| DIRECTIONS |
Write out all the data again, exactly as it stands.

| DATA TO USE |
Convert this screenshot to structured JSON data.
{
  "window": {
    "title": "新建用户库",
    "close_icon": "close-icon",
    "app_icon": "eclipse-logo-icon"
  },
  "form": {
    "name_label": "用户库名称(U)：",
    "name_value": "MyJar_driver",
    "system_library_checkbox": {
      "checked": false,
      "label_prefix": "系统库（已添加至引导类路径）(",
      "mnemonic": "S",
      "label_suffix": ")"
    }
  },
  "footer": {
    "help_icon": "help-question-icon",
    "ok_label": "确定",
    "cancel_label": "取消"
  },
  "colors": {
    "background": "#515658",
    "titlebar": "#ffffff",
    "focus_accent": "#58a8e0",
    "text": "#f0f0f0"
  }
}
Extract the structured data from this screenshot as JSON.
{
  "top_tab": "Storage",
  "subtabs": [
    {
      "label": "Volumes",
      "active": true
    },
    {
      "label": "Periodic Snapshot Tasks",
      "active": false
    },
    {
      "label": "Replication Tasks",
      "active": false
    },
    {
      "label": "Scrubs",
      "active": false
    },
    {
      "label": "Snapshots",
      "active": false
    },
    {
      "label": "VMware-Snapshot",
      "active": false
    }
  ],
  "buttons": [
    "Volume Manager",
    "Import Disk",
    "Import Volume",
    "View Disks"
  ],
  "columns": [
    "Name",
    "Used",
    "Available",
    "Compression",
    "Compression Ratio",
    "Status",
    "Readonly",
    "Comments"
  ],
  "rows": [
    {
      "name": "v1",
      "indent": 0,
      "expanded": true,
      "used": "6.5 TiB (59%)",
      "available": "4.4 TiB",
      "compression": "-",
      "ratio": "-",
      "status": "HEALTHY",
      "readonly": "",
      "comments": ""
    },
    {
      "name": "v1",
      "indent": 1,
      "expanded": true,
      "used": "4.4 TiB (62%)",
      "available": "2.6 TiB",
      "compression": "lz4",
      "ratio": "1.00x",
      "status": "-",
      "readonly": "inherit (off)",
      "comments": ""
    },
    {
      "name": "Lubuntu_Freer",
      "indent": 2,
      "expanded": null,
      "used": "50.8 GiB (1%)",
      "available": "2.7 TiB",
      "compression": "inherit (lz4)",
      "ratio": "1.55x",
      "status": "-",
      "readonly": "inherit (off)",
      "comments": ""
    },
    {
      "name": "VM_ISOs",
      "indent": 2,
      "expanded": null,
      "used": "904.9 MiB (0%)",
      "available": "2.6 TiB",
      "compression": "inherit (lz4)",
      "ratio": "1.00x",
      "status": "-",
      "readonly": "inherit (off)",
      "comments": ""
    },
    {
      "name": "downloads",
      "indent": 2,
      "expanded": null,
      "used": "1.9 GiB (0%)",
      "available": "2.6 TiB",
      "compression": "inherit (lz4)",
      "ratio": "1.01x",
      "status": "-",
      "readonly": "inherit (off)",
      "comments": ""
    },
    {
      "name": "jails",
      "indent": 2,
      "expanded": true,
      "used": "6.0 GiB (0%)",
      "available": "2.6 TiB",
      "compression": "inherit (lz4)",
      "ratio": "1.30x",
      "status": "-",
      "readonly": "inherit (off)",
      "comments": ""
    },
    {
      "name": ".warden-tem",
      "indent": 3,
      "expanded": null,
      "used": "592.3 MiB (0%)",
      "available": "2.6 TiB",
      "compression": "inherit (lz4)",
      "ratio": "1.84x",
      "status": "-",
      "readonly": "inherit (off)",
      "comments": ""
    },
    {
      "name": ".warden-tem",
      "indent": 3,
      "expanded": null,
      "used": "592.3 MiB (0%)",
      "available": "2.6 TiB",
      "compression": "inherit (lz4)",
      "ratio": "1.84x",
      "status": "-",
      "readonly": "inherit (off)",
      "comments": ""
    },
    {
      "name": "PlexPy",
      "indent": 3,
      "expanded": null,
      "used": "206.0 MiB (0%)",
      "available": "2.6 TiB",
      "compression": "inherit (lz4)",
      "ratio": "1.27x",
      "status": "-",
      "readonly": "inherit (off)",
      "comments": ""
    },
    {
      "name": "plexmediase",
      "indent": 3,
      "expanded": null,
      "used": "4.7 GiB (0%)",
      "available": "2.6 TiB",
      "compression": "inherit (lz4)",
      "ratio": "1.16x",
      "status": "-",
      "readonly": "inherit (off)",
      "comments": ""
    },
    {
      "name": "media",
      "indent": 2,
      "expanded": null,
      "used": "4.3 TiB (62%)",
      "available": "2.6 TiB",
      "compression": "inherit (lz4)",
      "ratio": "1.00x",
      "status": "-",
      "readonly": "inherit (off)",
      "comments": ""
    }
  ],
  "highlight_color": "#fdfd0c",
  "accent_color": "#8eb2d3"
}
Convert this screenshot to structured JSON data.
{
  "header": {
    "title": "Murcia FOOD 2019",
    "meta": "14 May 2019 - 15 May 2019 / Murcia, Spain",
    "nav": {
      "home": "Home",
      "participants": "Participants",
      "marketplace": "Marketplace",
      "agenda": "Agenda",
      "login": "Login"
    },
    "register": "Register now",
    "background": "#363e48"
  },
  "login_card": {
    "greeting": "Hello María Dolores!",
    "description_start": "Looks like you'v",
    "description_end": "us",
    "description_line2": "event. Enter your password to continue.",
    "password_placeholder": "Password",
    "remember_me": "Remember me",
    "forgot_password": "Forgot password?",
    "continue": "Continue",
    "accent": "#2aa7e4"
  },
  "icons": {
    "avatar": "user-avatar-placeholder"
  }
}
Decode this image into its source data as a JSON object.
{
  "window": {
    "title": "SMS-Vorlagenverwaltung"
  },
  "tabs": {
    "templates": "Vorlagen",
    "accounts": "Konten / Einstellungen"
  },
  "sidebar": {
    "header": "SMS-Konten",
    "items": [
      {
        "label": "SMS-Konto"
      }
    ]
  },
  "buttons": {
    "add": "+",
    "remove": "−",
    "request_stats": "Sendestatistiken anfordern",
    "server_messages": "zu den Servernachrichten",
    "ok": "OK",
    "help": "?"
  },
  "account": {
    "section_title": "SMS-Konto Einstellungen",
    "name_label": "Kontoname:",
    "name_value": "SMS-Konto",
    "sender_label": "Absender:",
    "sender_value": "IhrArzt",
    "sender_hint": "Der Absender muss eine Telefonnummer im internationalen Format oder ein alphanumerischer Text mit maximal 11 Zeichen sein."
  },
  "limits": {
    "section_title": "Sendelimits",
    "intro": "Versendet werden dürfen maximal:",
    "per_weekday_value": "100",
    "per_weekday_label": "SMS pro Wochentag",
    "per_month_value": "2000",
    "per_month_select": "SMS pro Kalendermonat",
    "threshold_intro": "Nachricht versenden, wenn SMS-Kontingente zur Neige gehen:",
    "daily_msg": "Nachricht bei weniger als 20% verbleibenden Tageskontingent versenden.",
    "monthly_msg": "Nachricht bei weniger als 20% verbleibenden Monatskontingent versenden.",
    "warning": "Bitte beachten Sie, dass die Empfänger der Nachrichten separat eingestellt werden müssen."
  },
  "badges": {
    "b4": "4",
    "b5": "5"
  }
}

| TASK RESULT |
Convert this screenshot to structured JSON data.
{
  "window": {
    "title": "新建用户库",
    "close_icon": "close-icon",
    "app_icon": "eclipse-logo-icon"
  },
  "form": {
    "name_label": "用户库名称(U)：",
    "name_value": "MyJar_driver",
    "system_library_checkbox": {
      "checked": false,
      "label_prefix": "系统库（已添加至引导类路径）(",
      "mnemonic": "S",
      "label_suffix": ")"
    }
  },
  "footer": {
    "help_icon": "help-question-icon",
    "ok_label": "确定",
    "cancel_label": "取消"
  },
  "colors": {
    "background": "#515658",
    "titlebar": "#ffffff",
    "focus_accent": "#58a8e0",
    "text": "#f0f0f0"
  }
}
Extract the structured data from this screenshot as JSON.
{
  "top_tab": "Storage",
  "subtabs": [
    {
      "label": "Volumes",
      "active": true
    },
    {
      "label": "Periodic Snapshot Tasks",
      "active": false
    },
    {
      "label": "Replication Tasks",
      "active": false
    },
    {
      "label": "Scrubs",
      "active": false
    },
    {
      "label": "Snapshots",
      "active": false
    },
    {
      "label": "VMware-Snapshot",
      "active": false
    }
  ],
  "buttons": [
    "Volume Manager",
    "Import Disk",
    "Import Volume",
    "View Disks"
  ],
  "columns": [
    "Name",
    "Used",
    "Available",
    "Compression",
    "Compression Ratio",
    "Status",
    "Readonly",
    "Comments"
  ],
  "rows": [
    {
      "name": "v1",
      "indent": 0,
      "expanded": true,
      "used": "6.5 TiB (59%)",
      "available": "4.4 TiB",
      "compression": "-",
      "ratio": "-",
      "status": "HEALTHY",
      "readonly": "",
      "comments": ""
    },
    {
      "name": "v1",
      "indent": 1,
      "expanded": true,
      "used": "4.4 TiB (62%)",
      "available": "2.6 TiB",
      "compression": "lz4",
      "ratio": "1.00x",
      "status": "-",
      "readonly": "inherit (off)",
      "comments": ""
    },
    {
      "name": "Lubuntu_Freer",
      "indent": 2,
      "expanded": null,
      "used": "50.8 GiB (1%)",
      "available": "2.7 TiB",
      "compression": "inherit (lz4)",
      "ratio": "1.55x",
      "status": "-",
      "readonly": "inherit (off)",
      "comments": ""
    },
    {
      "name": "VM_ISOs",
      "indent": 2,
      "expanded": null,
      "used": "904.9 MiB (0%)",
      "available": "2.6 TiB",
      "compression": "inherit (lz4)",
      "ratio": "1.00x",
      "status": "-",
      "readonly": "inherit (off)",
      "comments": ""
    },
    {
      "name": "downloads",
      "indent": 2,
      "expanded": null,
      "used": "1.9 GiB (0%)",
      "available": "2.6 TiB",
      "compression": "inherit (lz4)",
      "ratio": "1.01x",
      "status": "-",
      "readonly": "inherit (off)",
      "comments": ""
    },
    {
      "name": "jails",
      "indent": 2,
      "expanded": true,
      "used": "6.0 GiB (0%)",
      "available": "2.6 TiB",
      "compression": "inherit (lz4)",
      "ratio": "1.30x",
      "status": "-",
      "readonly": "inherit (off)",
      "comments": ""
    },
    {
      "name": ".warden-tem",
      "indent": 3,
      "expanded": null,
      "used": "592.3 MiB (0%)",
      "available": "2.6 TiB",
      "compression": "inherit (lz4)",
      "ratio": "1.84x",
      "status": "-",
      "readonly": "inherit (off)",
      "comments": ""
    },
    {
      "name": ".warden-tem",
      "indent": 3,
      "expanded": null,
      "used": "592.3 MiB (0%)",
      "available": "2.6 TiB",
      "compression": "inherit (lz4)",
      "ratio": "1.84x",
      "status": "-",
      "readonly": "inherit (off)",
      "comments": ""
    },
    {
      "name": "PlexPy",
      "indent": 3,
      "expanded": null,
      "used": "206.0 MiB (0%)",
      "available": "2.6 TiB",
      "compression": "inherit (lz4)",
      "ratio": "1.27x",
      "status": "-",
      "readonly": "inherit (off)",
      "comments": ""
    },
    {
      "name": "plexmediase",
      "indent": 3,
      "expanded": null,
      "used": "4.7 GiB (0%)",
      "available": "2.6 TiB",
      "compression": "inherit (lz4)",
      "ratio": "1.16x",
      "status": "-",
      "readonly": "inherit (off)",
      "comments": ""
    },
    {
      "name": "media",
      "indent": 2,
      "expanded": null,
      "used": "4.3 TiB (62%)",
      "available": "2.6 TiB",
      "compression": "inherit (lz4)",
      "ratio": "1.00x",
      "status": "-",
      "readonly": "inherit (off)",
      "comments": ""
    }
  ],
  "highlight_color": "#fdfd0c",
  "accent_color": "#8eb2d3"
}
Convert this screenshot to structured JSON data.
{
  "header": {
    "title": "Murcia FOOD 2019",
    "meta": "14 May 2019 - 15 May 2019 / Murcia, Spain",
    "nav": {
      "home": "Home",
      "participants": "Participants",
      "marketplace": "Marketplace",
      "agenda": "Agenda",
      "login": "Login"
    },
    "register": "Register now",
    "background": "#363e48"
  },
  "login_card": {
    "greeting": "Hello María Dolores!",
    "description_start": "Looks like you'v",
    "description_end": "us",
    "description_line2": "event. Enter your password to continue.",
    "password_placeholder": "Password",
    "remember_me": "Remember me",
    "forgot_password": "Forgot password?",
    "continue": "Continue",
    "accent": "#2aa7e4"
  },
  "icons": {
    "avatar": "user-avatar-placeholder"
  }
}
Decode this image into its source data as a JSON object.
{
  "window": {
    "title": "SMS-Vorlagenverwaltung"
  },
  "tabs": {
    "templates": "Vorlagen",
    "accounts": "Konten / Einstellungen"
  },
  "sidebar": {
    "header": "SMS-Konten",
    "items": [
      {
        "label": "SMS-Konto"
      }
    ]
  },
  "buttons": {
    "add": "+",
    "remove": "−",
    "request_stats": "Sendestatistiken anfordern",
    "server_messages": "zu den Servernachrichten",
    "ok": "OK",
    "help": "?"
  },
  "account": {
    "section_title": "SMS-Konto Einstellungen",
    "name_label": "Kontoname:",
    "name_value": "SMS-Konto",
    "sender_label": "Absender:",
    "sender_value": "IhrArzt",
    "sender_hint": "Der Absender muss eine Telefonnummer im internationalen Format oder ein alphanumerischer Text mit maximal 11 Zeichen sein."
  },
  "limits": {
    "section_title": "Sendelimits",
    "intro": "Versendet werden dürfen maximal:",
    "per_weekday_value": "100",
    "per_weekday_label": "SMS pro Wochentag",
    "per_month_value": "2000",
    "per_month_select": "SMS pro Kalendermonat",
    "threshold_intro": "Nachricht versenden, wenn SMS-Kontingente zur Neige gehen:",
    "daily_msg": "Nachricht bei weniger als 20% verbleibenden Tageskontingent versenden.",
    "monthly_msg": "Nachricht bei weniger als 20% verbleibenden Monatskontingent versenden.",
    "warning": "Bitte beachten Sie, dass die Empfänger der Nachrichten separat eingestellt werden müssen."
  },
  "badges": {
    "b4": "4",
    "b5": "5"
  }
}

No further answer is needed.